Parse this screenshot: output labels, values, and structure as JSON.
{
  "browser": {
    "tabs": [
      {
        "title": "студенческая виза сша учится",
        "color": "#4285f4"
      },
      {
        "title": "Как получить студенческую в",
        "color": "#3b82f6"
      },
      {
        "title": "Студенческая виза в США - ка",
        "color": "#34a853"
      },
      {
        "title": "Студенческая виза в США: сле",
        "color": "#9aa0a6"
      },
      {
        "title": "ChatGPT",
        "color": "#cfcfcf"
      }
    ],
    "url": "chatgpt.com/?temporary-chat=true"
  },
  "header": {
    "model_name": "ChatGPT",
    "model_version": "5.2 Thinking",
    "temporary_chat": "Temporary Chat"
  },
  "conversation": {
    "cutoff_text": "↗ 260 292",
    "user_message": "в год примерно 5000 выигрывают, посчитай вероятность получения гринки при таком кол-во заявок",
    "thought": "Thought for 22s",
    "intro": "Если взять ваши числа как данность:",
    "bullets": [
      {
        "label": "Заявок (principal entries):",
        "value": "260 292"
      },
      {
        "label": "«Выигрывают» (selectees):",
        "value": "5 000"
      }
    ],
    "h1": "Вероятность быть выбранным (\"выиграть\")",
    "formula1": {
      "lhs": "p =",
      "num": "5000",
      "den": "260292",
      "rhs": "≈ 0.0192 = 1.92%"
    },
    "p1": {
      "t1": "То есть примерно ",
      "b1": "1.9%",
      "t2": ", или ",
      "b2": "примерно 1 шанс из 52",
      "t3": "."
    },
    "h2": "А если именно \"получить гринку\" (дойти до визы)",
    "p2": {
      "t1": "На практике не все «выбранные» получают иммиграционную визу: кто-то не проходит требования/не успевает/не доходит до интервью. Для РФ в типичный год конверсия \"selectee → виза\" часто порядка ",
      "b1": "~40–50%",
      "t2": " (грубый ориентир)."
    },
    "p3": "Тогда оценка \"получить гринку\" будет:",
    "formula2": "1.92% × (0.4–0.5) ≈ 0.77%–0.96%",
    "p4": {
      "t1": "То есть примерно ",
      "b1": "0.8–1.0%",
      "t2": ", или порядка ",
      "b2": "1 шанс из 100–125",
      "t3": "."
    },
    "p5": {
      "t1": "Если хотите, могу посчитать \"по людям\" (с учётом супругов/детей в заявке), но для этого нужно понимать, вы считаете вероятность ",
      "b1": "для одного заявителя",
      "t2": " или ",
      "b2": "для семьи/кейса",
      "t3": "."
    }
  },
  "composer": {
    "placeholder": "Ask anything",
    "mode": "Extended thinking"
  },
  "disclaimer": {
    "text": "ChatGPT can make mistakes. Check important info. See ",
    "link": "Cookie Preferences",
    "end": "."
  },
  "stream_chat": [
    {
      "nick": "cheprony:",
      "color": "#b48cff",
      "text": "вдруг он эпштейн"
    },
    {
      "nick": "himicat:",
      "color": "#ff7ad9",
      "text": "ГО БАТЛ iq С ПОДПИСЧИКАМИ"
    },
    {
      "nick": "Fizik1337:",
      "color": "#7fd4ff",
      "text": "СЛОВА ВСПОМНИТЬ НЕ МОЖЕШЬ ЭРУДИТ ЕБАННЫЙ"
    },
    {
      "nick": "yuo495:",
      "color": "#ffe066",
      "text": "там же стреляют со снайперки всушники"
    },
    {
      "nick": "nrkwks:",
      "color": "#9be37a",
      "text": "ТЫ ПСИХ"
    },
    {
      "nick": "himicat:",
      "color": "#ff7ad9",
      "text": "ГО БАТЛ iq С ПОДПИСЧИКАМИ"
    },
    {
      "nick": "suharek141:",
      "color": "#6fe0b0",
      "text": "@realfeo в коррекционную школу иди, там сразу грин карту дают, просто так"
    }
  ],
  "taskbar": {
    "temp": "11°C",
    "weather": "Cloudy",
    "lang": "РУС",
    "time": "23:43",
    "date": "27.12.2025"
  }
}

________________________

--- Exercise objective ---
The entries above should be repeated exactly, every one of them.

--- Written reply ---
Parse this screenshot: output labels, values, and structure as JSON.
{
  "browser": {
    "tabs": [
      {
        "title": "студенческая виза сша учится",
        "color": "#4285f4"
      },
      {
        "title": "Как получить студенческую в",
        "color": "#3b82f6"
      },
      {
        "title": "Студенческая виза в США - ка",
        "color": "#34a853"
      },
      {
        "title": "Студенческая виза в США: сле",
        "color": "#9aa0a6"
      },
      {
        "title": "ChatGPT",
        "color": "#cfcfcf"
      }
    ],
    "url": "chatgpt.com/?temporary-chat=true"
  },
  "header": {
    "model_name": "ChatGPT",
    "model_version": "5.2 Thinking",
    "temporary_chat": "Temporary Chat"
  },
  "conversation": {
    "cutoff_text": "↗ 260 292",
    "user_message": "в год примерно 5000 выигрывают, посчитай вероятность получения гринки при таком кол-во заявок",
    "thought": "Thought for 22s",
    "intro": "Если взять ваши числа как данность:",
    "bullets": [
      {
        "label": "Заявок (principal entries):",
        "value": "260 292"
      },
      {
        "label": "«Выигрывают» (selectees):",
        "value": "5 000"
      }
    ],
    "h1": "Вероятность быть выбранным (\"выиграть\")",
    "formula1": {
      "lhs": "p =",
      "num": "5000",
      "den": "260292",
      "rhs": "≈ 0.0192 = 1.92%"
    },
    "p1": {
      "t1": "То есть примерно ",
      "b1": "1.9%",
      "t2": ", или ",
      "b2": "примерно 1 шанс из 52",
      "t3": "."
    },
    "h2": "А если именно \"получить гринку\" (дойти до визы)",
    "p2": {
      "t1": "На практике не все «выбранные» получают иммиграционную визу: кто-то не проходит требования/не успевает/не доходит до интервью. Для РФ в типичный год конверсия \"selectee → виза\" часто порядка ",
      "b1": "~40–50%",
      "t2": " (грубый ориентир)."
    },
    "p3": "Тогда оценка \"получить гринку\" будет:",
    "formula2": "1.92% × (0.4–0.5) ≈ 0.77%–0.96%",
    "p4": {
      "t1": "То есть примерно ",
      "b1": "0.8–1.0%",
      "t2": ", или порядка ",
      "b2": "1 шанс из 100–125",
      "t3": "."
    },
    "p5": {
      "t1": "Если хотите, могу посчитать \"по людям\" (с учётом супругов/детей в заявке), но для этого нужно понимать, вы считаете вероятность ",
      "b1": "для одного заявителя",
      "t2": " или ",
      "b2": "для семьи/кейса",
      "t3": "."
    }
  },
  "composer": {
    "placeholder": "Ask anything",
    "mode": "Extended thinking"
  },
  "disclaimer": {
    "text": "ChatGPT can make mistakes. Check important info. See ",
    "link": "Cookie Preferences",
    "end": "."
  },
  "stream_chat": [
    {
      "nick": "cheprony:",
      "color": "#b48cff",
      "text": "вдруг он эпштейн"
    },
    {
      "nick": "himicat:",
      "color": "#ff7ad9",
      "text": "ГО БАТЛ iq С ПОДПИСЧИКАМИ"
    },
    {
      "nick": "Fizik1337:",
      "color": "#7fd4ff",
      "text": "СЛОВА ВСПОМНИТЬ НЕ МОЖЕШЬ ЭРУДИТ ЕБАННЫЙ"
    },
    {
      "nick": "yuo495:",
      "color": "#ffe066",
      "text": "там же стреляют со снайперки всушники"
    },
    {
      "nick": "nrkwks:",
      "color": "#9be37a",
      "text": "ТЫ ПСИХ"
    },
    {
      "nick": "himicat:",
      "color": "#ff7ad9",
      "text": "ГО БАТЛ iq С ПОДПИСЧИКАМИ"
    },
    {
      "nick": "suharek141:",
      "color": "#6fe0b0",
      "text": "@realfeo в коррекционную школу иди, там сразу грин карту дают, просто так"
    }
  ],
  "taskbar": {
    "temp": "11°C",
    "weather": "Cloudy",
    "lang": "РУС",
    "time": "23:43",
    "date": "27.12.2025"
  }
}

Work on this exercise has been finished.